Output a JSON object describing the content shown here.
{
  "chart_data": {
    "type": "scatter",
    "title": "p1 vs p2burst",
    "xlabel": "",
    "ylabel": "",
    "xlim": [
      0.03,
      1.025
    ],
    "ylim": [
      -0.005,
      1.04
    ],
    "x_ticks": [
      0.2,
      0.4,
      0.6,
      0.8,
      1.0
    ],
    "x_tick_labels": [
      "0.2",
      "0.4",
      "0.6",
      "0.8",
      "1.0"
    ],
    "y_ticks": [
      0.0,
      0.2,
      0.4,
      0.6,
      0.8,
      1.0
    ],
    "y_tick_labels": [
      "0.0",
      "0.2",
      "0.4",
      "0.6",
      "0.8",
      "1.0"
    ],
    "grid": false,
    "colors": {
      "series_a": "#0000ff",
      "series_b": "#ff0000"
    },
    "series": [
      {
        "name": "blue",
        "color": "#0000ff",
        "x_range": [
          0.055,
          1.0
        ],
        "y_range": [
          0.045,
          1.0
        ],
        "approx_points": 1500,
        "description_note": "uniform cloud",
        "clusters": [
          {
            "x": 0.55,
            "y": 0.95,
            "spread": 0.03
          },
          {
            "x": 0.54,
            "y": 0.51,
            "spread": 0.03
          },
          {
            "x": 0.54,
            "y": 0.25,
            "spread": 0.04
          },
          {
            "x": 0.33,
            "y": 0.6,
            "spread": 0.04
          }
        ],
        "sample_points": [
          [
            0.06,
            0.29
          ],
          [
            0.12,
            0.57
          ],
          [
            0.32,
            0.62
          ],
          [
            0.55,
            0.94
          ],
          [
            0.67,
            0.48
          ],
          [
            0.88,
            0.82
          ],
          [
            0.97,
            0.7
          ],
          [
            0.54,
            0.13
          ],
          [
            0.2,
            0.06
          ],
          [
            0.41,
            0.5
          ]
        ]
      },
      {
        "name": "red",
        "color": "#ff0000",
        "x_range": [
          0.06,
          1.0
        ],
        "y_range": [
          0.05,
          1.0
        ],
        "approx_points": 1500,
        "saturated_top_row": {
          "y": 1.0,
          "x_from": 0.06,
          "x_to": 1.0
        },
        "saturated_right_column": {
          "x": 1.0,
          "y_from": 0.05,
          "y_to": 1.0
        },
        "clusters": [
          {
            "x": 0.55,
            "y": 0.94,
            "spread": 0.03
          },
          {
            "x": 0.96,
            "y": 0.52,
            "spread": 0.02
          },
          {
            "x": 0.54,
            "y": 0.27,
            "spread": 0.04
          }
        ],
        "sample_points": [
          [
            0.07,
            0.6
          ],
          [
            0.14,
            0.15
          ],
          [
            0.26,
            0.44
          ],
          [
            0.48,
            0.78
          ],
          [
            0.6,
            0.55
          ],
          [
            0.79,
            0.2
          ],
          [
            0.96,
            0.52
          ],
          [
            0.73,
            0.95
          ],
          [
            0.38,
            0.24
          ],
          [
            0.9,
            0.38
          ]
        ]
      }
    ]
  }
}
***
| What is asked |
Reproduce the data in full, exactly as presented.

| Task response |
Output a JSON object describing the content shown here.
{
  "chart_data": {
    "type": "scatter",
    "title": "p1 vs p2burst",
    "xlabel": "",
    "ylabel": "",
    "xlim": [
      0.03,
      1.025
    ],
    "ylim": [
      -0.005,
      1.04
    ],
    "x_ticks": [
      0.2,
      0.4,
      0.6,
      0.8,
      1.0
    ],
    "x_tick_labels": [
      "0.2",
      "0.4",
      "0.6",
      "0.8",
      "1.0"
    ],
    "y_ticks": [
      0.0,
      0.2,
      0.4,
      0.6,
      0.8,
      1.0
    ],
    "y_tick_labels": [
      "0.0",
      "0.2",
      "0.4",
      "0.6",
      "0.8",
      "1.0"
    ],
    "grid": false,
    "colors": {
      "series_a": "#0000ff",
      "series_b": "#ff0000"
    },
    "series": [
      {
        "name": "blue",
        "color": "#0000ff",
        "x_range": [
          0.055,
          1.0
        ],
        "y_range": [
          0.045,
          1.0
        ],
        "approx_points": 1500,
        "description_note": "uniform cloud",
        "clusters": [
          {
            "x": 0.55,
            "y": 0.95,
            "spread": 0.03
          },
          {
            "x": 0.54,
            "y": 0.51,
            "spread": 0.03
          },
          {
            "x": 0.54,
            "y": 0.25,
            "spread": 0.04
          },
          {
            "x": 0.33,
            "y": 0.6,
            "spread": 0.04
          }
        ],
        "sample_points": [
          [
            0.06,
            0.29
          ],
          [
            0.12,
            0.57
          ],
          [
            0.32,
            0.62
          ],
          [
            0.55,
            0.94
          ],
          [
            0.67,
            0.48
          ],
          [
            0.88,
            0.82
          ],
          [
            0.97,
            0.7
          ],
          [
            0.54,
            0.13
          ],
          [
            0.2,
            0.06
          ],
          [
            0.41,
            0.5
          ]
        ]
      },
      {
        "name": "red",
        "color": "#ff0000",
        "x_range": [
          0.06,
          1.0
        ],
        "y_range": [
          0.05,
          1.0
        ],
        "approx_points": 1500,
        "saturated_top_row": {
          "y": 1.0,
          "x_from": 0.06,
          "x_to": 1.0
        },
        "saturated_right_column": {
          "x": 1.0,
          "y_from": 0.05,
          "y_to": 1.0
        },
        "clusters": [
          {
            "x": 0.55,
            "y": 0.94,
            "spread": 0.03
          },
          {
            "x": 0.96,
            "y": 0.52,
            "spread": 0.02
          },
          {
            "x": 0.54,
            "y": 0.27,
            "spread": 0.04
          }
        ],
        "sample_points": [
          [
            0.07,
            0.6
          ],
          [
            0.14,
            0.15
          ],
          [
            0.26,
            0.44
          ],
          [
            0.48,
            0.78
          ],
          [
            0.6,
            0.55
          ],
          [
            0.79,
            0.2
          ],
          [
            0.96,
            0.52
          ],
          [
            0.73,
            0.95
          ],
          [
            0.38,
            0.24
          ],
          [
            0.9,
            0.38
          ]
        ]
      }
    ]
  }
}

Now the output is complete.